Exercise requirements
Read the lines that follow and pick out every one containing the word "structure".

Figure content listings:
—————

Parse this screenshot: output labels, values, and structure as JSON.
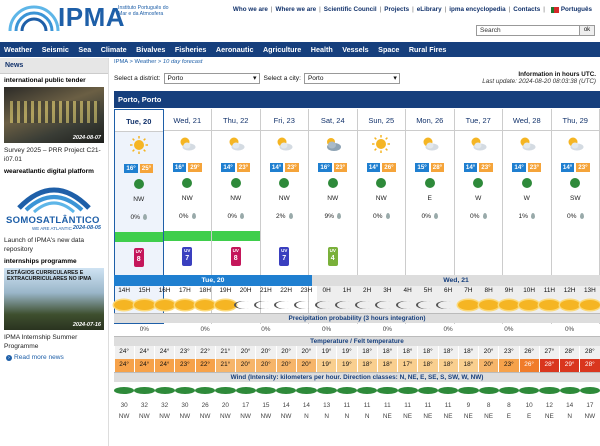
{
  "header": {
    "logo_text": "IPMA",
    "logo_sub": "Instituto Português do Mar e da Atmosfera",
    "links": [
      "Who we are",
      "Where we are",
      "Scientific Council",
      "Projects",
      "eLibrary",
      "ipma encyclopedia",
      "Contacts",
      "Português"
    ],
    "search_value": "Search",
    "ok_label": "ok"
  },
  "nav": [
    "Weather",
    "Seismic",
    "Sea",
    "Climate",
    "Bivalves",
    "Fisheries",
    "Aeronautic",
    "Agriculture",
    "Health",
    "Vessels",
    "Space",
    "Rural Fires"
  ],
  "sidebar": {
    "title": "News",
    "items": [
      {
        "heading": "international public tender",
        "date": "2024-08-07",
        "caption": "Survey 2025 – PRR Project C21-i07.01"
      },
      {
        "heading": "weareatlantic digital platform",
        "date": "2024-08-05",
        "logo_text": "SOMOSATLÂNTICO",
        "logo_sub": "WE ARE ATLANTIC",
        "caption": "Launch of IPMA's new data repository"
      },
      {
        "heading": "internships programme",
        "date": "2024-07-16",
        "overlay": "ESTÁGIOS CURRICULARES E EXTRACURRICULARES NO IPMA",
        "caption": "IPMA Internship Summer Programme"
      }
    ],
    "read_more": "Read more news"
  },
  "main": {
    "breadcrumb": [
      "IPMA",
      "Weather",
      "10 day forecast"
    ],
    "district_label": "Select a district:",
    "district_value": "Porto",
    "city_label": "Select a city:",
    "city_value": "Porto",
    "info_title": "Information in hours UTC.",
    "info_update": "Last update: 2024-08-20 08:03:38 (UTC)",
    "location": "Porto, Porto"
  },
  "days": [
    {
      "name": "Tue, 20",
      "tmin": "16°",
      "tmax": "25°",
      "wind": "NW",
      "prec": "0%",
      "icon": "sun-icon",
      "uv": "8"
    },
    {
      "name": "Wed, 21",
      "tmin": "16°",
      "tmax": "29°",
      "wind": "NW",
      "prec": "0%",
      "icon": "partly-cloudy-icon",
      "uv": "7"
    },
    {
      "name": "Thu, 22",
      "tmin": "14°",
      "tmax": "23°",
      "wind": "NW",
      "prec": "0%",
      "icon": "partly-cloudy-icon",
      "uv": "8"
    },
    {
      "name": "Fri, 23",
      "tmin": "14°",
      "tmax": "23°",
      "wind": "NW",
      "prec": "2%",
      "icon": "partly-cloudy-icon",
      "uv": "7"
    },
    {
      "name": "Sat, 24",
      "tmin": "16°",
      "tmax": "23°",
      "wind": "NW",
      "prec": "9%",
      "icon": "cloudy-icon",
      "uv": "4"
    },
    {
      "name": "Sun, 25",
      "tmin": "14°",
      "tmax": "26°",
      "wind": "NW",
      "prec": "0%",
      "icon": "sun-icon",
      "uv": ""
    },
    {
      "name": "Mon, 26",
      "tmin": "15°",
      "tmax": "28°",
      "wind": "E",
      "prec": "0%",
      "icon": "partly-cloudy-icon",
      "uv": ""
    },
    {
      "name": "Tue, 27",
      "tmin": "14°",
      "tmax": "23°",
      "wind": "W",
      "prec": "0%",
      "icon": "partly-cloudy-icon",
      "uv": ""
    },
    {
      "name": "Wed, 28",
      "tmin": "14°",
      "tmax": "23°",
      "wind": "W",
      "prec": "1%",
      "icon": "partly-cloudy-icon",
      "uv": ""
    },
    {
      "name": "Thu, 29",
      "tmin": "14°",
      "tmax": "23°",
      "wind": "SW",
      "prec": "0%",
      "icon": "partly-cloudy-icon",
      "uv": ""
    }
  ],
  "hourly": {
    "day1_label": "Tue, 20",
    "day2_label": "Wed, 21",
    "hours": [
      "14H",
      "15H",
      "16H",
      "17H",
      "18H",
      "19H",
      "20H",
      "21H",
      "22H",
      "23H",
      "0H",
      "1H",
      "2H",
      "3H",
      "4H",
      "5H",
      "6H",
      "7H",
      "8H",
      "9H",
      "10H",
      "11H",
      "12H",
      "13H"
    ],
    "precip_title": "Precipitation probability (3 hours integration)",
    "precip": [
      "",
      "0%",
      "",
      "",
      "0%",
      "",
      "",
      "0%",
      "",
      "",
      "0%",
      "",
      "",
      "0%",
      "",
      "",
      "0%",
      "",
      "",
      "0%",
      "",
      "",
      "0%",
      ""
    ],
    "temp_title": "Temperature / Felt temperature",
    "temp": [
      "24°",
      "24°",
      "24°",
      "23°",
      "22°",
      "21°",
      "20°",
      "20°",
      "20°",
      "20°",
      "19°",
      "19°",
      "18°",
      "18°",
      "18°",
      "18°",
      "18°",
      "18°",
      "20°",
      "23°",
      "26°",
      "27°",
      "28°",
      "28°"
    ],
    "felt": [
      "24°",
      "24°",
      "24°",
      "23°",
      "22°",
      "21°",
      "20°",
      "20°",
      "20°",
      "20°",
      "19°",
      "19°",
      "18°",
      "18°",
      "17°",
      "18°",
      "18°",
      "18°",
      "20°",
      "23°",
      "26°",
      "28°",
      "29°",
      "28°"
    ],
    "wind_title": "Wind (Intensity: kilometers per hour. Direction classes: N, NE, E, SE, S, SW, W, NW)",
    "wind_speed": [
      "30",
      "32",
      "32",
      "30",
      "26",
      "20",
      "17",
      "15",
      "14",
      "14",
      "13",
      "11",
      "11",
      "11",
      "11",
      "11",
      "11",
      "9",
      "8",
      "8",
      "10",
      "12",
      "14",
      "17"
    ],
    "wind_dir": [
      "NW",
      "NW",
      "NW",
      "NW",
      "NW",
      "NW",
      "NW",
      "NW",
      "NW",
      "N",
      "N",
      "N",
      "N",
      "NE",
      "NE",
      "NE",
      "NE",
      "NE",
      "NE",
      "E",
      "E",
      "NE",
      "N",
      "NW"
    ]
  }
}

—————

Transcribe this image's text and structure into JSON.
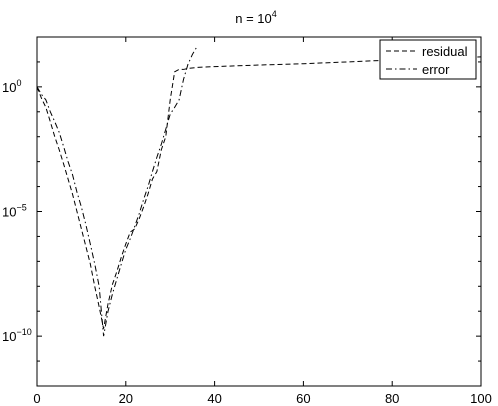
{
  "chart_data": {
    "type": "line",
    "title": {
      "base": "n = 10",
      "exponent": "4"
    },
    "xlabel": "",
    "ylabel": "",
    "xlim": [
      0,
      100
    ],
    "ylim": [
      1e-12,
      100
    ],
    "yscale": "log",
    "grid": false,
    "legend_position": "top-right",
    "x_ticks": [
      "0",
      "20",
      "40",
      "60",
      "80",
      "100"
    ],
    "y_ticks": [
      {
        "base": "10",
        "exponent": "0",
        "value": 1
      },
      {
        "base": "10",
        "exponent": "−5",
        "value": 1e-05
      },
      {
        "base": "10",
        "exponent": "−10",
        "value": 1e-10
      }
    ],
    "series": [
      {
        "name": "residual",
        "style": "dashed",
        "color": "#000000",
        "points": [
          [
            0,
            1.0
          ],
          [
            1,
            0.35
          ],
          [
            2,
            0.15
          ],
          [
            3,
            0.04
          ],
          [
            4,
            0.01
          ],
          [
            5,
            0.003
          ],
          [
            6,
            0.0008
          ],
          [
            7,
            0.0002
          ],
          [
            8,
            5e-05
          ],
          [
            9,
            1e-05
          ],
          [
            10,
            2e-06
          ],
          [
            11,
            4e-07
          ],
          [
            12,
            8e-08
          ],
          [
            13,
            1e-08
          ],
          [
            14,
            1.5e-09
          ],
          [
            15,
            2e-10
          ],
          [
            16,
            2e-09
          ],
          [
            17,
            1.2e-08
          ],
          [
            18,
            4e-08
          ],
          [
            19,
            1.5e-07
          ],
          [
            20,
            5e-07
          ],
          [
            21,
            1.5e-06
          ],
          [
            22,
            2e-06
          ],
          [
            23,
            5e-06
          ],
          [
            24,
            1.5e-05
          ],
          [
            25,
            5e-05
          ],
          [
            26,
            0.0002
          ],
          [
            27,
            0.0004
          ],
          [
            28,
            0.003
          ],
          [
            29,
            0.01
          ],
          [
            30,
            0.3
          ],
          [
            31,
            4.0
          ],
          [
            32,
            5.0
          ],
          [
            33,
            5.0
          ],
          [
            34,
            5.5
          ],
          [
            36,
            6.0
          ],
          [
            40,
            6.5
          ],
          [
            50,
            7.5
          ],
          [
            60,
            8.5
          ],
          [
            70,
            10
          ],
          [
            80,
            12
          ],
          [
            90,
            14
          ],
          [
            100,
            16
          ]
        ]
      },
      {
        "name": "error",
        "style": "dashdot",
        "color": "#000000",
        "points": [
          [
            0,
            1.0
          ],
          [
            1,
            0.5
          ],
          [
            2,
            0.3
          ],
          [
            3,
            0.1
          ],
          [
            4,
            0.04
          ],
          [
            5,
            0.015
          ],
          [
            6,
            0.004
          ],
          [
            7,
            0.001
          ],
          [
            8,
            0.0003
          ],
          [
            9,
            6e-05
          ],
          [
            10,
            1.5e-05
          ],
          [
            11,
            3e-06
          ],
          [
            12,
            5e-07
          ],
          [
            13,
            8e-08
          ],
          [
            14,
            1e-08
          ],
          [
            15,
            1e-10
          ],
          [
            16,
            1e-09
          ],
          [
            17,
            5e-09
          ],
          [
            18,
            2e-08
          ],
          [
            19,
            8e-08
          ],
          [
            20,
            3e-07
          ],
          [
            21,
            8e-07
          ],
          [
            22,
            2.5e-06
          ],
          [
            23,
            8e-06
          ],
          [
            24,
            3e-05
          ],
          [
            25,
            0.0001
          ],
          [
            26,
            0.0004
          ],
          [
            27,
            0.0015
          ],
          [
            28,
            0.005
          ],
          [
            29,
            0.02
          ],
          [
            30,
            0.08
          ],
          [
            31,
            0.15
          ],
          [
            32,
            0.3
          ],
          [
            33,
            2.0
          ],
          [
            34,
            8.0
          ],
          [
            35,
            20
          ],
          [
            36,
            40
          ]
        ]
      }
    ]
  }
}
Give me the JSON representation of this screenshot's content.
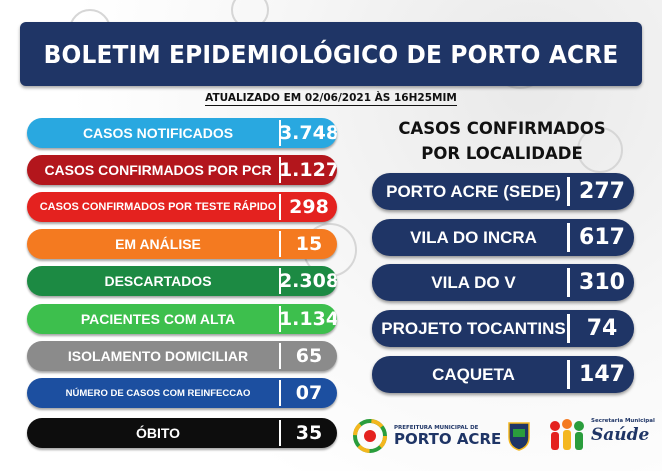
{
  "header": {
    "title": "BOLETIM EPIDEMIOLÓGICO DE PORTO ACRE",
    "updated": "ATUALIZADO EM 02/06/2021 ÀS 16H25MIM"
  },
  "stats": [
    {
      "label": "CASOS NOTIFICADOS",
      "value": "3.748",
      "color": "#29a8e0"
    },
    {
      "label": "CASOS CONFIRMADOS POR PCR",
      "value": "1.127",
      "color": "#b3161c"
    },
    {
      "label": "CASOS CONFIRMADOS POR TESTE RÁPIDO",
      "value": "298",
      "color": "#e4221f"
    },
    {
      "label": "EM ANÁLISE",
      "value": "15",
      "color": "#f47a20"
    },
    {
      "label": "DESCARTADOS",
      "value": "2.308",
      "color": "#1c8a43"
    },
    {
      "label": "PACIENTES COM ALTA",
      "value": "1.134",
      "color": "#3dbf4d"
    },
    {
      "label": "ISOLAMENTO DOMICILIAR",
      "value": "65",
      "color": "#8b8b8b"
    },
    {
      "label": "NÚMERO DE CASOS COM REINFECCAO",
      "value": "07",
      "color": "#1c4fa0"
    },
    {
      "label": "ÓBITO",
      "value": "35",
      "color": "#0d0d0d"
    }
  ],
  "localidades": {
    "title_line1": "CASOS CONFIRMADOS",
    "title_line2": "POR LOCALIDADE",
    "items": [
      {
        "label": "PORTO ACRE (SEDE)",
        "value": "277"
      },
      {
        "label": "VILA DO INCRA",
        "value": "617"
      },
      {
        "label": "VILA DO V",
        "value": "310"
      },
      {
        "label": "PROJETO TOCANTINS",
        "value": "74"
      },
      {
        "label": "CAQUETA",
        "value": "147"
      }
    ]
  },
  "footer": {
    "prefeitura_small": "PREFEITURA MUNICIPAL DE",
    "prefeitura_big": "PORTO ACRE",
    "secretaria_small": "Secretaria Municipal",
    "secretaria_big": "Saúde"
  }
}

—————

Answer to this exercise
Parse this screenshot: output labels, values, and structure as JSON.
Transcribe this image's text and structure into JSON.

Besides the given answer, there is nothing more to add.